◆ **REQUIREMENT**: Can you reproduce word for word every line from the start of the records through the line containing "favorites-heart-icon[interactable] [937, 20, 969, 50]", with that line included?

**********

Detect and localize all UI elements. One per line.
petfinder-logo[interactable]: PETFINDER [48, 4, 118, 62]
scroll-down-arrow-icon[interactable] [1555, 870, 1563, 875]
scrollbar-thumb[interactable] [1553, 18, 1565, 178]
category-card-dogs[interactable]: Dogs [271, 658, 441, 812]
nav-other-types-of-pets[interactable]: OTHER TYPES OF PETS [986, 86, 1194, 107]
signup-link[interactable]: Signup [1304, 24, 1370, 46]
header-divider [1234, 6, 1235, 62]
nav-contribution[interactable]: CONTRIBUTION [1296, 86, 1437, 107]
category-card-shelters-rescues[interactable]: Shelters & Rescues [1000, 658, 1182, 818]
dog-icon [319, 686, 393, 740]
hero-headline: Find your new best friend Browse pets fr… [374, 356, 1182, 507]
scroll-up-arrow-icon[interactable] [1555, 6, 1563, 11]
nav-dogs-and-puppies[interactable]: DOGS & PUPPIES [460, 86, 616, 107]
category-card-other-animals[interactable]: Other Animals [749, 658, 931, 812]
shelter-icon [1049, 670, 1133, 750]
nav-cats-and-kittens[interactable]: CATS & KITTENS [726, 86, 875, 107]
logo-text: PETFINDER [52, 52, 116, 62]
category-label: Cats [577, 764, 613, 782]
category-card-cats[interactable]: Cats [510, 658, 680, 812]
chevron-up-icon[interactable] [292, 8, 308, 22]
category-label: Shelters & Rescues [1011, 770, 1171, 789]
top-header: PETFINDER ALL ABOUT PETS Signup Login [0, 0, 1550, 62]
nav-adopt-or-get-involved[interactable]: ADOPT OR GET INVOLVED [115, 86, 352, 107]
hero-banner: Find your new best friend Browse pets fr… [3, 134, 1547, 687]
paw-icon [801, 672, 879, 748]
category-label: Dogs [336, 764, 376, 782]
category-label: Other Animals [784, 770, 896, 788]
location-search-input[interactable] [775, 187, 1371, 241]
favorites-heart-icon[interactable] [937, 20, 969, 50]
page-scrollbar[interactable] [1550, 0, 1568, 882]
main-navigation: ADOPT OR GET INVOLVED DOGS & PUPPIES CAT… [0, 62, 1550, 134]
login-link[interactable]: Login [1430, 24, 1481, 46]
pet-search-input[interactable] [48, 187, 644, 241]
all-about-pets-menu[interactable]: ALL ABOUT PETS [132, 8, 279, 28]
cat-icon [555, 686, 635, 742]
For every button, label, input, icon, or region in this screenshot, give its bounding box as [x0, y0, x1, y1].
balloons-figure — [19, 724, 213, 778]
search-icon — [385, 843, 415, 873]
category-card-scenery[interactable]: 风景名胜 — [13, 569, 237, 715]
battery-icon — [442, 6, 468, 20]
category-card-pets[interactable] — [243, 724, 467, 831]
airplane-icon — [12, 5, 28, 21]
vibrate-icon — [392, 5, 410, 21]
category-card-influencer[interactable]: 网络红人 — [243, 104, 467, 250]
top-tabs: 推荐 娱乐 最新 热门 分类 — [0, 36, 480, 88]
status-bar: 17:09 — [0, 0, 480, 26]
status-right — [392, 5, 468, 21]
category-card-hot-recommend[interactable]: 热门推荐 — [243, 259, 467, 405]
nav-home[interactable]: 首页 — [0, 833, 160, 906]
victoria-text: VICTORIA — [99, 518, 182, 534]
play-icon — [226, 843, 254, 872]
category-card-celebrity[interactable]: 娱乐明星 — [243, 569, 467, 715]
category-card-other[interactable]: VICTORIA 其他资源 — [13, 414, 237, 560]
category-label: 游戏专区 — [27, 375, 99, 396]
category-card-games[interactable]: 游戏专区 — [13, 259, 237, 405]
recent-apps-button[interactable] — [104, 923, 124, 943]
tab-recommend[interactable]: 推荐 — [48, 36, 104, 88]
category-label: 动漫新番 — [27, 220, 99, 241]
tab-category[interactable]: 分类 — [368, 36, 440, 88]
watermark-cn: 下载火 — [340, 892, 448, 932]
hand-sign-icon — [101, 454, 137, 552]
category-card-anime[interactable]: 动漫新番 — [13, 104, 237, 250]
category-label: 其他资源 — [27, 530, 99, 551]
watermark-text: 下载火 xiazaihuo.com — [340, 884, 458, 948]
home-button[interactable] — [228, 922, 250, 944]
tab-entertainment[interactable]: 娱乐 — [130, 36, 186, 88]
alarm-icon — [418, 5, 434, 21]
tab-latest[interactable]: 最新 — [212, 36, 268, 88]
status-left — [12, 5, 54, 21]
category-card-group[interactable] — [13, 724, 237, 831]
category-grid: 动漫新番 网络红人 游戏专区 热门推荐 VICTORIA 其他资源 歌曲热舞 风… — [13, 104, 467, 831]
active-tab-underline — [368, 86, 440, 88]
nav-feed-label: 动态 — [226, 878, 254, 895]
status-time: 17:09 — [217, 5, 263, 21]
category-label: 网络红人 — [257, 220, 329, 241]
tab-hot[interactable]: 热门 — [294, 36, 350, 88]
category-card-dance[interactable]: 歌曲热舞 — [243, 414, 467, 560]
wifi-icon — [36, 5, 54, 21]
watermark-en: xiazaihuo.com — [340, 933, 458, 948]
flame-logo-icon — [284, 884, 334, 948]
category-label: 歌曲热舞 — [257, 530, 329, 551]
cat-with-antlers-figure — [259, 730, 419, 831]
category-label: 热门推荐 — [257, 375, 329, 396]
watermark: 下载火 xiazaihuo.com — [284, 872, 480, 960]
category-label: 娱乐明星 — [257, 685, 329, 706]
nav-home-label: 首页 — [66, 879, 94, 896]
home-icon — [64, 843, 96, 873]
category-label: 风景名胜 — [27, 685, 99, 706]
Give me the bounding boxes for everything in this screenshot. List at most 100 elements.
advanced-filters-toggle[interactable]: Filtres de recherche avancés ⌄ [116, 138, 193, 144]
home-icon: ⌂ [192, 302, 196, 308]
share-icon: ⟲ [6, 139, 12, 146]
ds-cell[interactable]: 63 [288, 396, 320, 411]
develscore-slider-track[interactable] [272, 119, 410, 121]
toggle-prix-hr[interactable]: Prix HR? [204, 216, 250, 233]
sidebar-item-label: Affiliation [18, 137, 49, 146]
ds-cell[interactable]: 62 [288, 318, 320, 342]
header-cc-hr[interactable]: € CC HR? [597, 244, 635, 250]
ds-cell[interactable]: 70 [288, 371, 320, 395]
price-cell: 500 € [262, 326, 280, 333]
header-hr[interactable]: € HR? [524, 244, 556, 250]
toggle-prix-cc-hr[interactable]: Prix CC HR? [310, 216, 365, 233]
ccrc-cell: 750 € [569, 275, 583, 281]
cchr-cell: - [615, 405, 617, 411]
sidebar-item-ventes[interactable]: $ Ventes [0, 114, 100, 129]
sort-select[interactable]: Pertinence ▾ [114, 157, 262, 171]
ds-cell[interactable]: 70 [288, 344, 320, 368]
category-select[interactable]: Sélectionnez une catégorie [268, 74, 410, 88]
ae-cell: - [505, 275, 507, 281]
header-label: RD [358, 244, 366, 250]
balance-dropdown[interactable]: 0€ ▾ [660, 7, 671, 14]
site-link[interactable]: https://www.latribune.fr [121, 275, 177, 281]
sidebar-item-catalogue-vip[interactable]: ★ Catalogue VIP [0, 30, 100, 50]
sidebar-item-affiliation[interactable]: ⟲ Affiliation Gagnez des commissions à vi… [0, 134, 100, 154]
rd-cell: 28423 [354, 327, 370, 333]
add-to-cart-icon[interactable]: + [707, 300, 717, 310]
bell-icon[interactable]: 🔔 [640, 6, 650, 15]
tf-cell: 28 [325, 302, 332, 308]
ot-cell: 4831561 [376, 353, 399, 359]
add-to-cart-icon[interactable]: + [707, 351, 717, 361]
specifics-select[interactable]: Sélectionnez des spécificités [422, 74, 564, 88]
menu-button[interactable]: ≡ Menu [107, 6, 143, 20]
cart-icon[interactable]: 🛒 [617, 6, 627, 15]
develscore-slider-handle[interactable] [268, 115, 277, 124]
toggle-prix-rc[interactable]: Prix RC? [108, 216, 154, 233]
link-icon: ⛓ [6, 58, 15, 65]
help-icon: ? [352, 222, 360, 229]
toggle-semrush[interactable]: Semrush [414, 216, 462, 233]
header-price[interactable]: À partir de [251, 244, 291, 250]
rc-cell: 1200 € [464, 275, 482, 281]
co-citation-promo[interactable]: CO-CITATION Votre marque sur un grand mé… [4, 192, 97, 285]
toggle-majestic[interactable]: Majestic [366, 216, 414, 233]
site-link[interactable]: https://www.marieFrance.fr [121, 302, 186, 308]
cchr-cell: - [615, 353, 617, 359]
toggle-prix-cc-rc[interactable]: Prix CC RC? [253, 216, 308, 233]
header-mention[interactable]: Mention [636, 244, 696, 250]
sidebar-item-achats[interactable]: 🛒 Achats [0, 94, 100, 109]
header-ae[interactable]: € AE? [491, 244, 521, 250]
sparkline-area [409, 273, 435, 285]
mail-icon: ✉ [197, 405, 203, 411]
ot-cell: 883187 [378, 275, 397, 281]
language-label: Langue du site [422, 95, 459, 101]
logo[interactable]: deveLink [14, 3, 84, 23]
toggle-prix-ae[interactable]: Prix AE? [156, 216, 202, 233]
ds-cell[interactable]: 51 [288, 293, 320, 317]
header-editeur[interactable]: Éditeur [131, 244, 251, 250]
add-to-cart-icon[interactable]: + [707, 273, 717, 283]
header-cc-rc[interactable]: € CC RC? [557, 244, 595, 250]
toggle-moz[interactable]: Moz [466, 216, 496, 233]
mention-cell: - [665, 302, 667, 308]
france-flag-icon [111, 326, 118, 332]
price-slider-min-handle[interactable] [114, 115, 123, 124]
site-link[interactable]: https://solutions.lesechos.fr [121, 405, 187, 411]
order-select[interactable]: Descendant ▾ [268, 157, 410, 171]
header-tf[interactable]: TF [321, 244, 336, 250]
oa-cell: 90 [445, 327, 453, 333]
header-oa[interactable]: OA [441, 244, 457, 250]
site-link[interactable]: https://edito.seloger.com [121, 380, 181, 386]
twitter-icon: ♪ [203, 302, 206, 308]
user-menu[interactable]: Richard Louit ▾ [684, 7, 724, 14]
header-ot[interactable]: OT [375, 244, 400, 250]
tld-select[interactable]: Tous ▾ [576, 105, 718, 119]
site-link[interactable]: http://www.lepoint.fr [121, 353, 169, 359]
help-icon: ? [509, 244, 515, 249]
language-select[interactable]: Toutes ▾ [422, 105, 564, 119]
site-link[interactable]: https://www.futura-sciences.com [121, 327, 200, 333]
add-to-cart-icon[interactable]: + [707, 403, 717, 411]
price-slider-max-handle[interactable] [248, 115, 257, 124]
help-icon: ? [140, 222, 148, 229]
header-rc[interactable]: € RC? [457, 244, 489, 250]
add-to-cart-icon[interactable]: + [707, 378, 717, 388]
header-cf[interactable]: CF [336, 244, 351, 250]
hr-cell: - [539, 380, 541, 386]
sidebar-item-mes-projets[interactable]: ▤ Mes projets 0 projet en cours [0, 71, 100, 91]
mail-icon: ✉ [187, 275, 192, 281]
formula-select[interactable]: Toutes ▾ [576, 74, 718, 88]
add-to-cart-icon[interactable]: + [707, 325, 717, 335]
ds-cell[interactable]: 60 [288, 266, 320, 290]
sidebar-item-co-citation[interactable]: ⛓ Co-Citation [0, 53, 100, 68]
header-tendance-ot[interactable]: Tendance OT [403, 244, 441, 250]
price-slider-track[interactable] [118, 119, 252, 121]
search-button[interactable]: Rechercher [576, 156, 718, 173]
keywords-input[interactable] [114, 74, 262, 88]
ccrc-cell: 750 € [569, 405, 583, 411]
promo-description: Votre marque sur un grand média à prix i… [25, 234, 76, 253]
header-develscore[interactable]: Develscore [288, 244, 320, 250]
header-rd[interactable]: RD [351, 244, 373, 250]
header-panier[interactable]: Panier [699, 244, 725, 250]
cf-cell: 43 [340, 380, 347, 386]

**********

◆ **RESULT OF THIS EXERCISE**:
Detect and localize all UI elements. One per line.
petfinder-logo[interactable]: PETFINDER [48, 4, 118, 62]
scroll-down-arrow-icon[interactable] [1555, 870, 1563, 875]
scrollbar-thumb[interactable] [1553, 18, 1565, 178]
category-card-dogs[interactable]: Dogs [271, 658, 441, 812]
nav-other-types-of-pets[interactable]: OTHER TYPES OF PETS [986, 86, 1194, 107]
signup-link[interactable]: Signup [1304, 24, 1370, 46]
header-divider [1234, 6, 1235, 62]
nav-contribution[interactable]: CONTRIBUTION [1296, 86, 1437, 107]
category-card-shelters-rescues[interactable]: Shelters & Rescues [1000, 658, 1182, 818]
dog-icon [319, 686, 393, 740]
hero-headline: Find your new best friend Browse pets fr… [374, 356, 1182, 507]
scroll-up-arrow-icon[interactable] [1555, 6, 1563, 11]
nav-dogs-and-puppies[interactable]: DOGS & PUPPIES [460, 86, 616, 107]
category-card-other-animals[interactable]: Other Animals [749, 658, 931, 812]
shelter-icon [1049, 670, 1133, 750]
nav-cats-and-kittens[interactable]: CATS & KITTENS [726, 86, 875, 107]
logo-text: PETFINDER [52, 52, 116, 62]
category-label: Cats [577, 764, 613, 782]
category-card-cats[interactable]: Cats [510, 658, 680, 812]
chevron-up-icon[interactable] [292, 8, 308, 22]
category-label: Shelters & Rescues [1011, 770, 1171, 789]
top-header: PETFINDER ALL ABOUT PETS Signup Login [0, 0, 1550, 62]
nav-adopt-or-get-involved[interactable]: ADOPT OR GET INVOLVED [115, 86, 352, 107]
hero-banner: Find your new best friend Browse pets fr… [3, 134, 1547, 687]
paw-icon [801, 672, 879, 748]
category-label: Dogs [336, 764, 376, 782]
category-label: Other Animals [784, 770, 896, 788]
location-search-input[interactable] [775, 187, 1371, 241]
favorites-heart-icon[interactable] [937, 20, 969, 50]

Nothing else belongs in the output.